[Extracts from a graphics dataset]
※
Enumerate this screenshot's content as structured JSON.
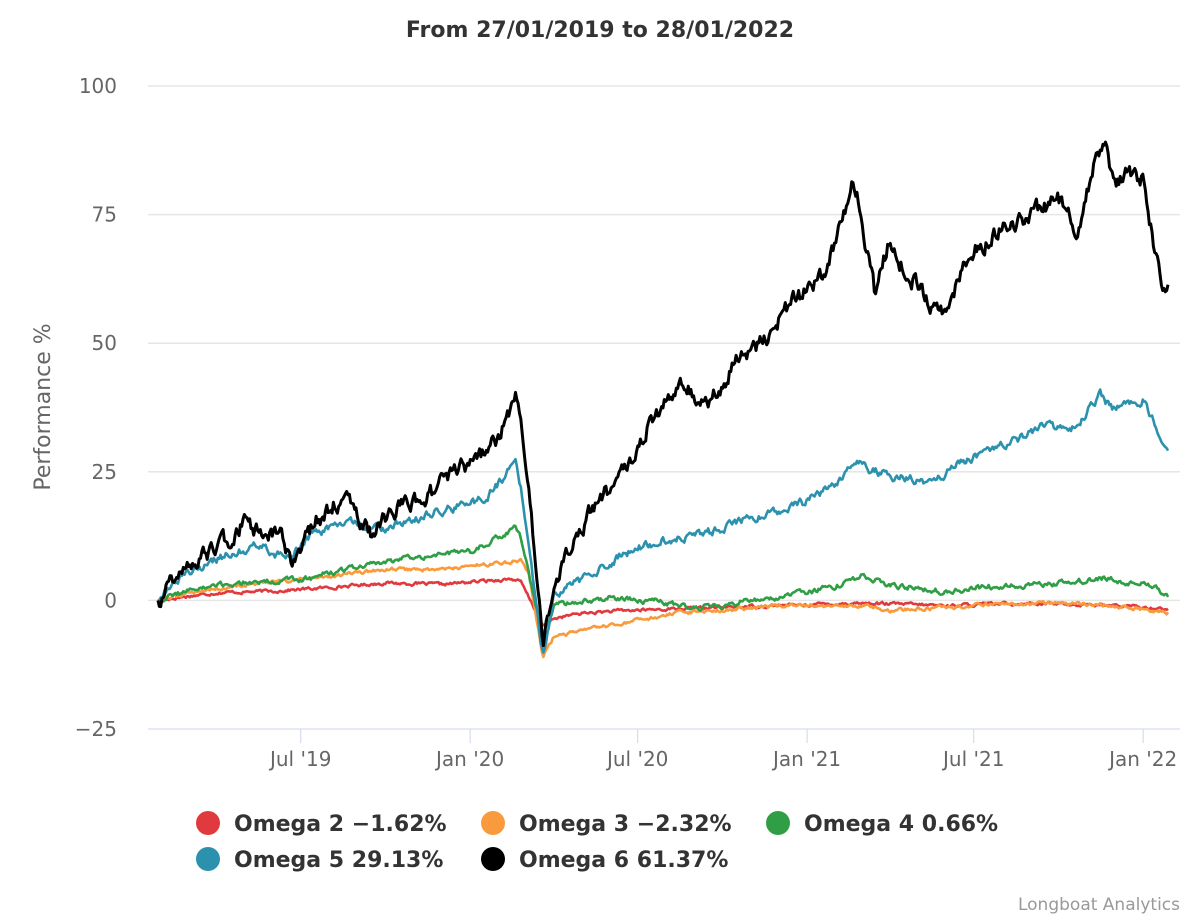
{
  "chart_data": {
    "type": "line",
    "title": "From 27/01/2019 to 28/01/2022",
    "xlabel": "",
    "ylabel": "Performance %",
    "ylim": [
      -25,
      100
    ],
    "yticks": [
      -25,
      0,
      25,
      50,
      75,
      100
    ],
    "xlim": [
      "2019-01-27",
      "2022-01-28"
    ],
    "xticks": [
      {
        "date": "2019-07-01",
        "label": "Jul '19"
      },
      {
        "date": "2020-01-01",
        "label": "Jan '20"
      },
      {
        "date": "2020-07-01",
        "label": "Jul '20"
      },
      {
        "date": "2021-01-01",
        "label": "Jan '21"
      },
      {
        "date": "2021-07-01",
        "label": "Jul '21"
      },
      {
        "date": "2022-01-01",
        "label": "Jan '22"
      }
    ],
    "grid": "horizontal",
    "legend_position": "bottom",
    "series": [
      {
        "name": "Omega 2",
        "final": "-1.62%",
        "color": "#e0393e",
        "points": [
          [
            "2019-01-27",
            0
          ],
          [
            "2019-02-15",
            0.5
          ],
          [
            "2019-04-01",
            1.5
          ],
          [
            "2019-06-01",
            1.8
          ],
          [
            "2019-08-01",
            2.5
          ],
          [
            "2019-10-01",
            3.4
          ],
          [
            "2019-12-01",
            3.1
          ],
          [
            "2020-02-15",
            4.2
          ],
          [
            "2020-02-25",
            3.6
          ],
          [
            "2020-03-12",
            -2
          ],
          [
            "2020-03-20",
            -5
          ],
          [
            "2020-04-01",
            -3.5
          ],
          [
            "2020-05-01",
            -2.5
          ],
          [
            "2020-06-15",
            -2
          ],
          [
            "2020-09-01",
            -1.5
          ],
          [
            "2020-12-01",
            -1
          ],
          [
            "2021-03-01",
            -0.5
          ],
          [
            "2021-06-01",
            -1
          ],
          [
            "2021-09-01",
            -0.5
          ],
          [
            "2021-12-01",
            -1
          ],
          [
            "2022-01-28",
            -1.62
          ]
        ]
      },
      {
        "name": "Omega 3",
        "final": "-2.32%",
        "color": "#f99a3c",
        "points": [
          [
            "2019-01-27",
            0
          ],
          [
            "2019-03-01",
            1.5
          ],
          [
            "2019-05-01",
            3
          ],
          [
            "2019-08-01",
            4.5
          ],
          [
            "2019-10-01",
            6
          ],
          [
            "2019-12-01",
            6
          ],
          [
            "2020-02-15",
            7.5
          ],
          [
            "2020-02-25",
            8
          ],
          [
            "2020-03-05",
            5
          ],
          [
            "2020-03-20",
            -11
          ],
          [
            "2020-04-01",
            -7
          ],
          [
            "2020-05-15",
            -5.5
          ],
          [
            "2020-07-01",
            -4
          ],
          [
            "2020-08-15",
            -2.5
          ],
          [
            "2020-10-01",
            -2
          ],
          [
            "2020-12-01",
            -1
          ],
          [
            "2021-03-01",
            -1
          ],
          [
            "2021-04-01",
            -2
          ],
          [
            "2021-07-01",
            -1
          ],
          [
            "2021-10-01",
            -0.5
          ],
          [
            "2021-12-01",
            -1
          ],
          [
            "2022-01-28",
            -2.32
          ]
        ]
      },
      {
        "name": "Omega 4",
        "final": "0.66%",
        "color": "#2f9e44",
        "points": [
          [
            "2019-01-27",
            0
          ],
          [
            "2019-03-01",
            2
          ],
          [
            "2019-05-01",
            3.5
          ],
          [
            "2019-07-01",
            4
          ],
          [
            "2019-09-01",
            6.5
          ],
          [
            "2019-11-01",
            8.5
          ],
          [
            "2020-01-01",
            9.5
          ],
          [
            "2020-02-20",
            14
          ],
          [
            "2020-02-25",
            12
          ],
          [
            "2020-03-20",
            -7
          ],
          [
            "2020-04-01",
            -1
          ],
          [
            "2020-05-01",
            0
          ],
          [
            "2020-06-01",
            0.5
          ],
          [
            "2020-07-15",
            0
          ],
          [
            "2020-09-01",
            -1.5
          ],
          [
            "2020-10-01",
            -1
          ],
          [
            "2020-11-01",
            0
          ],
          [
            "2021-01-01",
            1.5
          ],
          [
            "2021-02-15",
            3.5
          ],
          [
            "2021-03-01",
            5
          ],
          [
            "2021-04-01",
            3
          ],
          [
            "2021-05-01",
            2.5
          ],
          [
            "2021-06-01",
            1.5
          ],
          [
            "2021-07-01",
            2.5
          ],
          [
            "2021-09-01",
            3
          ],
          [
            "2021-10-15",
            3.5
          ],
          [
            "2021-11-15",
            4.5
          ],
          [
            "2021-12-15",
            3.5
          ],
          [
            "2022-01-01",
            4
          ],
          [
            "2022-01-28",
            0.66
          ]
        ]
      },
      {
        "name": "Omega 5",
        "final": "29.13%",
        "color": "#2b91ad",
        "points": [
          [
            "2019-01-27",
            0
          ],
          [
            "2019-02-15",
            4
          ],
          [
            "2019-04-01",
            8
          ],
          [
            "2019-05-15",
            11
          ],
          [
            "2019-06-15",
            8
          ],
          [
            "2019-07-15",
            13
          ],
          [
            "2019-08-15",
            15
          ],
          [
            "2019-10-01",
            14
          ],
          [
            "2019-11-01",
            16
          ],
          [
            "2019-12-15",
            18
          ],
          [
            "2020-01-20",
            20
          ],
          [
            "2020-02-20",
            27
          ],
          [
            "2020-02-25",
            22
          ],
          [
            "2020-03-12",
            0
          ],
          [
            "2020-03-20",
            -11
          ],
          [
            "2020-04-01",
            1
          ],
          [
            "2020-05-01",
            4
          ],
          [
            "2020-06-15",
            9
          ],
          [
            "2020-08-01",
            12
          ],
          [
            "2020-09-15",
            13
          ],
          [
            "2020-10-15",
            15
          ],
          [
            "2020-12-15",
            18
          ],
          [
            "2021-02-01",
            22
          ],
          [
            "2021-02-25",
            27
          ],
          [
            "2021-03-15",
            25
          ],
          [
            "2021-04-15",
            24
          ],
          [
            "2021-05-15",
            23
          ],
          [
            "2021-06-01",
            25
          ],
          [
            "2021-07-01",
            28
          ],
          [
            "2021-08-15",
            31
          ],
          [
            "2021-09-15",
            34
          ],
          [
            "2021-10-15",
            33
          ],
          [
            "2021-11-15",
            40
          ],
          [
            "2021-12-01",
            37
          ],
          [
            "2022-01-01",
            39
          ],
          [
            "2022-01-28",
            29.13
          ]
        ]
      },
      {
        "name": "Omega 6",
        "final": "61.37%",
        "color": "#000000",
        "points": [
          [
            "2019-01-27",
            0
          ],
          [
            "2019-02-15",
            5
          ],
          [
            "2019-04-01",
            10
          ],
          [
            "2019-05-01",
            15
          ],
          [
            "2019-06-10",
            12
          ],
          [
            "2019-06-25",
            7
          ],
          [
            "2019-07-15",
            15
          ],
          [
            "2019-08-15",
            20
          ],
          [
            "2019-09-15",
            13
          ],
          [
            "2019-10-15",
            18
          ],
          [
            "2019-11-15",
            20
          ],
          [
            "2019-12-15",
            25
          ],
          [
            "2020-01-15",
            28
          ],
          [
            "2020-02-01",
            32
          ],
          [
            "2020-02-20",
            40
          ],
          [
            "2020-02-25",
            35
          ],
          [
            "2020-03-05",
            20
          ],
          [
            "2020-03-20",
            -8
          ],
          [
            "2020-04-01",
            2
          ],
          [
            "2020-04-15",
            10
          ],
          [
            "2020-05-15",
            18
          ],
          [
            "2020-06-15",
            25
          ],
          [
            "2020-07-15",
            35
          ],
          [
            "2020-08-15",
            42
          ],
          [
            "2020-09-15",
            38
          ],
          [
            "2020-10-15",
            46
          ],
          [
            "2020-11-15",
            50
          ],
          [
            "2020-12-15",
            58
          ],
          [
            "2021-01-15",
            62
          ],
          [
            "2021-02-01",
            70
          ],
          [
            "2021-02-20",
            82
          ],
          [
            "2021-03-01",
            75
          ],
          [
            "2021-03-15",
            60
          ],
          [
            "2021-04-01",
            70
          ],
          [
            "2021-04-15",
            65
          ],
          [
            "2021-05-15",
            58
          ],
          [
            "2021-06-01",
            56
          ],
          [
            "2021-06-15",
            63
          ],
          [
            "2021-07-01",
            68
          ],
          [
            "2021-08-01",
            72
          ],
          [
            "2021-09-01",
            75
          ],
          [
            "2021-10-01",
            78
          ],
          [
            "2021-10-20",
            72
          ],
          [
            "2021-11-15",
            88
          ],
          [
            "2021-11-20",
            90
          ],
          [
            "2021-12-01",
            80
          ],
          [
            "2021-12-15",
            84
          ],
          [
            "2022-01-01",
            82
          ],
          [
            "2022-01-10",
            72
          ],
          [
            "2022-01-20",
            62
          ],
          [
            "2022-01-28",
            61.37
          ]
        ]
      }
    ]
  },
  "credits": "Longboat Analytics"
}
※
SET TASK: Your answer should be a single number: how many lines in the data above include "Omega"?

OUTPUT OF THE EXERCISE: 5